**What you have to do**.
Copy each line that has the string "icon" somewhere in it.

**Entries supplied**.
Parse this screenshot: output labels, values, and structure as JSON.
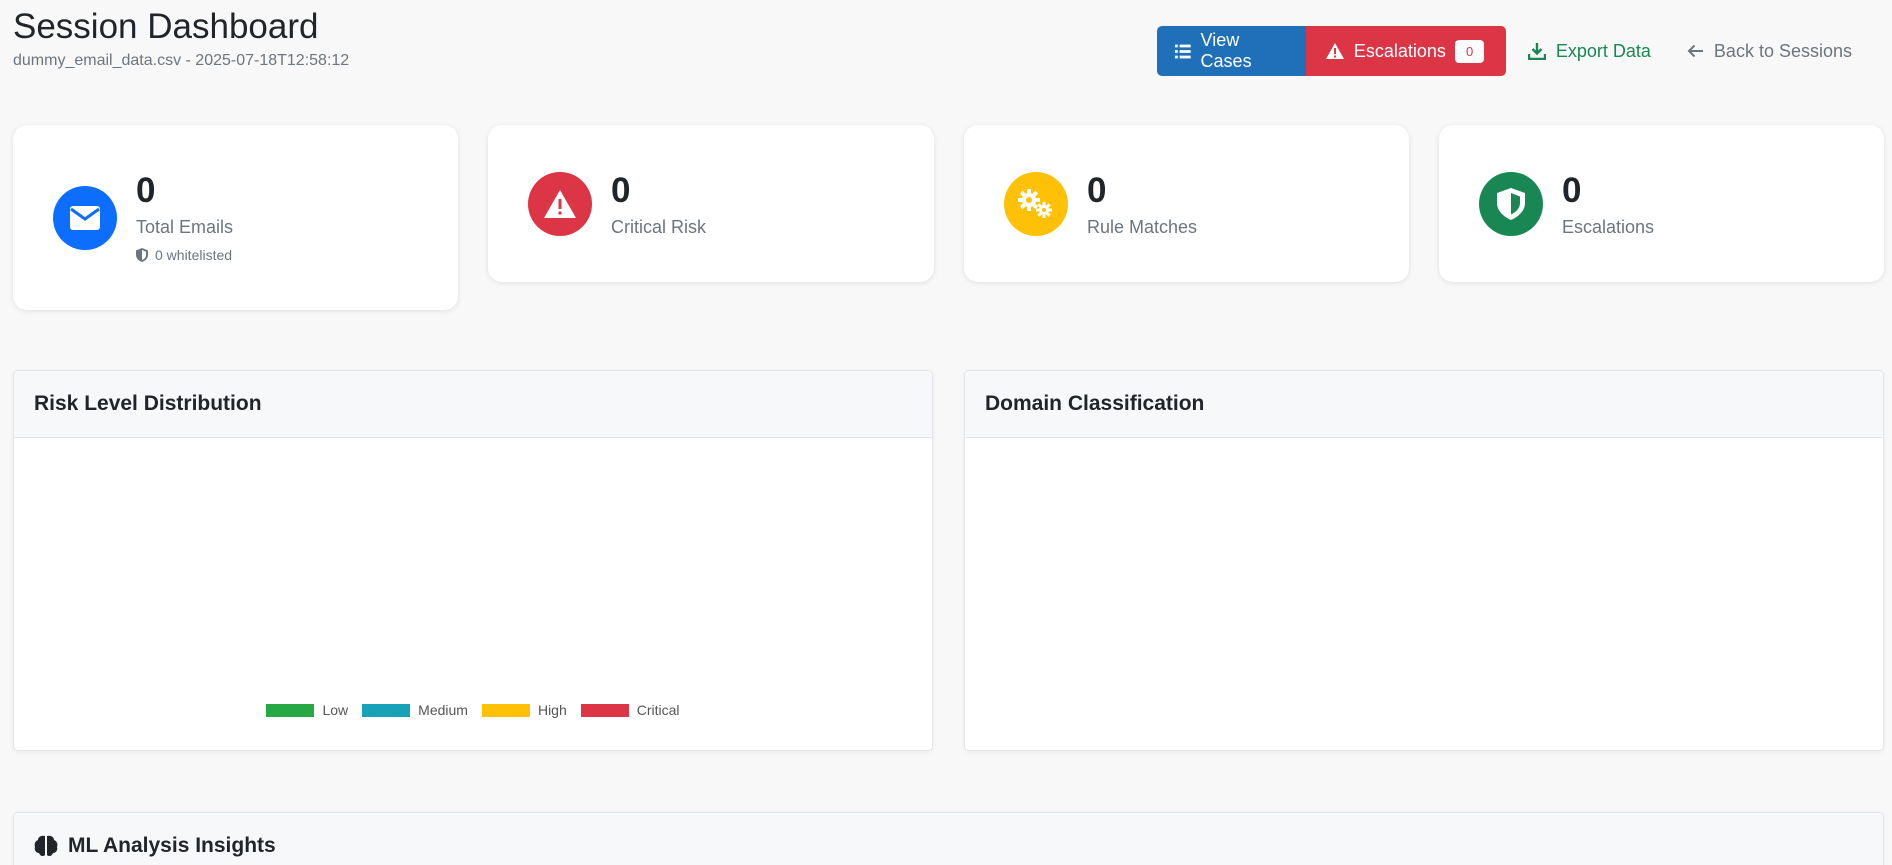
{
  "header": {
    "title": "Session Dashboard",
    "subtitle": "dummy_email_data.csv - 2025-07-18T12:58:12"
  },
  "actions": {
    "view_cases": "View Cases",
    "escalations": "Escalations",
    "escalations_count": "0",
    "export": "Export Data",
    "back": "Back to Sessions"
  },
  "stats": {
    "total_emails": {
      "value": "0",
      "label": "Total Emails",
      "sub": "0 whitelisted",
      "color": "#0d6efd",
      "icon": "envelope-icon"
    },
    "critical_risk": {
      "value": "0",
      "label": "Critical Risk",
      "color": "#dc3545",
      "icon": "warning-icon"
    },
    "rule_matches": {
      "value": "0",
      "label": "Rule Matches",
      "color": "#ffc107",
      "icon": "gears-icon"
    },
    "escalations": {
      "value": "0",
      "label": "Escalations",
      "color": "#198754",
      "icon": "shield-icon"
    }
  },
  "risk_chart": {
    "title": "Risk Level Distribution",
    "legend": [
      {
        "label": "Low",
        "color": "#28a745"
      },
      {
        "label": "Medium",
        "color": "#17a2b8"
      },
      {
        "label": "High",
        "color": "#ffc107"
      },
      {
        "label": "Critical",
        "color": "#dc3545"
      }
    ]
  },
  "domain_chart": {
    "title": "Domain Classification"
  },
  "ml_panel": {
    "title": "ML Analysis Insights"
  }
}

**Solution for this task**.
      "icon": "envelope-icon"
      "icon": "warning-icon"
      "icon": "gears-icon"
      "icon": "shield-icon"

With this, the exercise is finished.